- Ya son derechos constitucionales: Sheinbaum.
- El registro estará disponible entre el 17 y el 28 de febrero.
El Gobierno de México, a través de la presidenta Claudia Sheinbaum y la secretaria de Bienestar, Ariadna Montiel, ha anunciado el inicio del registro para los Programas del Bienestar que beneficiarán a adultos mayores y personas con discapacidad. Estos programas presentados como un pilar en la política social del país, pero la realidad de su implementación y el impacto efectivo en la población vulnerable sigue siendo un tema de debate.
El registro estará disponible entre el 17 y el 28 de febrero, en horario de 10:00 a 16:00 horas, con 2,180 módulos de atención distribuidos en todo el país. Sin embargo, aunque la cifra de módulos parece generosa, se cuestiona si realmente son suficientes para cubrir las necesidades de millones de personas. La falta de personal capacitado y la complejidad de los trámites podrían generar obstáculos adicionales para quienes más lo necesitan, especialmente en áreas rurales o marginadas.
Los Programas del Bienestar, en particular la pensión para adultos mayores y personas con discapacidad, considerados un avance en términos de cobertura social. No obstante, el hecho de que no todos los estados tengan acceso a una pensión universal para personas con discapacidad genera desigualdad. En lugares como Aguascalientes, Coahuila, y Nuevo León, los beneficiarios deben ser menores de 30 años, excluyendo a quienes ya son adultos, lo que evidencia la falta de un enfoque integral.
——
> OBJETIVO DEL EJERCICIO: Transcribe completa, sin cambiar nada, la nota sobre el registro para los Programas del Bienestar.
——
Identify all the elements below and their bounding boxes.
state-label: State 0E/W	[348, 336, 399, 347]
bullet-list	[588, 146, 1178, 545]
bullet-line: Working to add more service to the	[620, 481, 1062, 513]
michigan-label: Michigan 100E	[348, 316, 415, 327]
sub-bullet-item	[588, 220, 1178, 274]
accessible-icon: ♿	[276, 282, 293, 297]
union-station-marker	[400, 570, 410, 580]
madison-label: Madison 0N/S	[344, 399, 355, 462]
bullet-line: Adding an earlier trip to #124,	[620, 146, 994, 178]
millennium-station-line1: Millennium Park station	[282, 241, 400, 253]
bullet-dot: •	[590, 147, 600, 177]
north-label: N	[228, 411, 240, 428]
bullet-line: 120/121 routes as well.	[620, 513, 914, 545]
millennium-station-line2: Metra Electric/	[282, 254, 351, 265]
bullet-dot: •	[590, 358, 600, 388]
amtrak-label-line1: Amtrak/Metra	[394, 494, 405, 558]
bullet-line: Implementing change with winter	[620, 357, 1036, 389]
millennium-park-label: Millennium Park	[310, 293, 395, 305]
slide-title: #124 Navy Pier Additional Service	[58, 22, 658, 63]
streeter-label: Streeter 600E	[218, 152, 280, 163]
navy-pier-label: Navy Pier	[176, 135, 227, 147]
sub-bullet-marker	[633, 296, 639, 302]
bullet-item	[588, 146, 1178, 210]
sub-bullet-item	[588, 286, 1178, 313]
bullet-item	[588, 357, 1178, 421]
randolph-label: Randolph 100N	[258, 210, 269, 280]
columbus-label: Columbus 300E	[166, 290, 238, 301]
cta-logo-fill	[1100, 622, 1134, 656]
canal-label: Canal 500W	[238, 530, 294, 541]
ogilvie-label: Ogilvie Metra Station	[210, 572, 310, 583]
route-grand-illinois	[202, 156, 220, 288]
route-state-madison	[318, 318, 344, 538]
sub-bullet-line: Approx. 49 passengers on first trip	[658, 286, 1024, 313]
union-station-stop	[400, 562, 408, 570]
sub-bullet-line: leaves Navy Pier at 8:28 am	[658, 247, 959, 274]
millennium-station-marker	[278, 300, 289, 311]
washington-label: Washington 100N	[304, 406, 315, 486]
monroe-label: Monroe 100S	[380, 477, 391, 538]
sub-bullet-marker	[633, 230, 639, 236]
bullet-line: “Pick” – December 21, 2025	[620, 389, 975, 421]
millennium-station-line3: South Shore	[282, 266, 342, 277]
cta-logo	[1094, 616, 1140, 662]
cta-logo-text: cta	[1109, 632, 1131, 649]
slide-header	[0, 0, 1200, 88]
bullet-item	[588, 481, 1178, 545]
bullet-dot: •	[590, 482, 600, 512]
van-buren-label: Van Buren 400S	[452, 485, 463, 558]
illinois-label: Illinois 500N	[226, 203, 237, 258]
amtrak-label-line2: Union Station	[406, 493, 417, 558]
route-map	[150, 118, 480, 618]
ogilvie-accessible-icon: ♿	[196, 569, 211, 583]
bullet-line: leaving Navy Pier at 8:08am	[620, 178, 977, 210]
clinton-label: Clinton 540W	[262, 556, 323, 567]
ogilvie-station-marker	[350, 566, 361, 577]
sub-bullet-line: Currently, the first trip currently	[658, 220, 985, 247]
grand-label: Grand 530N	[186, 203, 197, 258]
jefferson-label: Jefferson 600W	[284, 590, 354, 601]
——
> TU SOLUCIÓN:
- Ya son derechos constitucionales: Sheinbaum.
- El registro estará disponible entre el 17 y el 28 de febrero.
El Gobierno de México, a través de la presidenta Claudia Sheinbaum y la secretaria de Bienestar, Ariadna Montiel, ha anunciado el inicio del registro para los Programas del Bienestar que beneficiarán a adultos mayores y personas con discapacidad. Estos programas presentados como un pilar en la política social del país, pero la realidad de su implementación y el impacto efectivo en la población vulnerable sigue siendo un tema de debate.
El registro estará disponible entre el 17 y el 28 de febrero, en horario de 10:00 a 16:00 horas, con 2,180 módulos de atención distribuidos en todo el país. Sin embargo, aunque la cifra de módulos parece generosa, se cuestiona si realmente son suficientes para cubrir las necesidades de millones de personas. La falta de personal capacitado y la complejidad de los trámites podrían generar obstáculos adicionales para quienes más lo necesitan, especialmente en áreas rurales o marginadas.
Los Programas del Bienestar, en particular la pensión para adultos mayores y personas con discapacidad, considerados un avance en términos de cobertura social. No obstante, el hecho de que no todos los estados tengan acceso a una pensión universal para personas con discapacidad genera desigualdad. En lugares como Aguascalientes, Coahuila, y Nuevo León, los beneficiarios deben ser menores de 30 años, excluyendo a quienes ya son adultos, lo que evidencia la falta de un enfoque integral.